GIVEN PASSAGE:
###
Replace BLOBSTORE-USERNAME and BLOBSTORE-PASSWORD with a username and password of your choosing.

Replace BLOBSTORE-SECRET with a secure secret of your choosing.

Replace BLOBSTORE-TLS-CERT, BLOBSTORE-PRIVATE-KEY, and BLOBSTORE-CA-CERT with the blobstore TLS certificate, private key, and CA certificate. You can use the scripts/generate-blobstore-certs script in the cf-release repository to generate self-signed certificates.

  consul:
    encrypt_keys:
      - CONSUL-ENCRYPT-KEY
    ca_cert: CONSUL-CA-CERT
    server_cert: CONSUL-SERVER-CERT
    server_key: CONSUL-SERVER-KEY
    agent_cert: CONSUL-AGENT-CERT
    agent_key: CONSUL-AGENT-KEY
    
See the Security Configuration for Consul topic. You can use the scripts/generate-consul-certs script in the cf-release repository to generate self-signed certificates.
###
WHAT TO DO:
• a. Repeat the stretch of the configuration instructions from "Replace BLOBSTORE-USERNAME and" through "secret of your choosing.", word for word.
• b. Write what comes next in the configuration instructions, picking up right after their last sentence.
You won't need the data that comes next.

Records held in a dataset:
###
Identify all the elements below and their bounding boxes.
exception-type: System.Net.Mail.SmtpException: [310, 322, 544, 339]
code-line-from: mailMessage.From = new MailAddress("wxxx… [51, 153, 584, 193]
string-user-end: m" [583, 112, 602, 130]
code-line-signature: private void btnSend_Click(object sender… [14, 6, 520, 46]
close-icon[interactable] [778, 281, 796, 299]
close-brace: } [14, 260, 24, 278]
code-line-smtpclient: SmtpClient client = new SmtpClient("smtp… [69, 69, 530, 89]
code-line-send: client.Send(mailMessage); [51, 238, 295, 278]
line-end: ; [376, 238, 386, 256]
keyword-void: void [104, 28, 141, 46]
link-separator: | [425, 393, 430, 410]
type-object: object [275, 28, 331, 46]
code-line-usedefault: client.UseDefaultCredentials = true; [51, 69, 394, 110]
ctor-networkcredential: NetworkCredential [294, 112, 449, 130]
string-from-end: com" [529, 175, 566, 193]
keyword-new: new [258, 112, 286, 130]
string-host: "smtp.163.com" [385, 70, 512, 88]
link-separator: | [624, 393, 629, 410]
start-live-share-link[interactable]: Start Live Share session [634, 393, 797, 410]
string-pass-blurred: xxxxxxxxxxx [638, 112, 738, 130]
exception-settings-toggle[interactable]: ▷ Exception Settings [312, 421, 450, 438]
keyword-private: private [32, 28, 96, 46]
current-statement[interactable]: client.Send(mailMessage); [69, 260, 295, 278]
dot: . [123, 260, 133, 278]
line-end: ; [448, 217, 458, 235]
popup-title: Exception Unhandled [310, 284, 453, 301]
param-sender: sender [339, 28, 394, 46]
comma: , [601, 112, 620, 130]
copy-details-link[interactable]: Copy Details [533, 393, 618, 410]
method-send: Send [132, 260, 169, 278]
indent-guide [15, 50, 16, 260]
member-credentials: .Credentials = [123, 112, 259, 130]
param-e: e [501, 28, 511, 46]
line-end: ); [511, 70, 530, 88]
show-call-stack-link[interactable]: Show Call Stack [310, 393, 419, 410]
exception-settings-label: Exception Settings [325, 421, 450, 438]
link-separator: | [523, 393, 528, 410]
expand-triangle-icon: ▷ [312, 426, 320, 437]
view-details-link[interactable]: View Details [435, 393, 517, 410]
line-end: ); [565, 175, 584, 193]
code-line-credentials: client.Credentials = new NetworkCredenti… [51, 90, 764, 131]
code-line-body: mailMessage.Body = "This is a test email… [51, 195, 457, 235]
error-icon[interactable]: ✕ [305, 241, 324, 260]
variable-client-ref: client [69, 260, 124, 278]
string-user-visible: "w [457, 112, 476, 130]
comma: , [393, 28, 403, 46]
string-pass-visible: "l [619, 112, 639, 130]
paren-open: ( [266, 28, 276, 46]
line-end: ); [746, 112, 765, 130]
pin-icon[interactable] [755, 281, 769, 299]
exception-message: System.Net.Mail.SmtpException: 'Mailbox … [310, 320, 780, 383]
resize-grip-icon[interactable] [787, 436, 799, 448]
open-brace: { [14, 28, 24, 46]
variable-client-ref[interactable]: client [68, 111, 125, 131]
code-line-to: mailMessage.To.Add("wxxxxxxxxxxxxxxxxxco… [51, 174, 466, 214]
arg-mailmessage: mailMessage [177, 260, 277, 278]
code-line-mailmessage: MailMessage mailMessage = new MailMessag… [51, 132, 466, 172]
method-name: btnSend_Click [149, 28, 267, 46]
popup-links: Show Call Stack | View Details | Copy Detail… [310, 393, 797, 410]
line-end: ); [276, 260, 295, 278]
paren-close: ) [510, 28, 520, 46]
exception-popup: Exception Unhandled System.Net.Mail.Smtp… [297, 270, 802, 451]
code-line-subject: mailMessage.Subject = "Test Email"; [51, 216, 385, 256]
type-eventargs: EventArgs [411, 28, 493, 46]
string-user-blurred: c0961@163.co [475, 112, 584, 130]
###
EXPECTED RESULTS:
• a.
Replace BLOBSTORE-USERNAME and BLOBSTORE-PASSWORD with a username and password of your choosing.

Replace BLOBSTORE-SECRET with a secure secret of your choosing.

• b.
  etcd:
    require_ssl: true
    ca_cert: ETCD-CA-CERT
    client_cert: ETCD-CLIENT-CERT
    client_key: ETCD-CLIENT-KEY
    peer_ca_cert: ETCD-PEER-CA-CERT
    peer_cert: ETCD-PEER-CERT
    peer_key: ETCD-PEER-KEY
    server_cert: ETCD-SERVER-CERT
    server_key: ETCD-SERVER-KEY
    
Generate SSL certs for etcd and replace these values. You can use the scripts/generate-etcd-certs script in the cf-release repository to generate self signed certs.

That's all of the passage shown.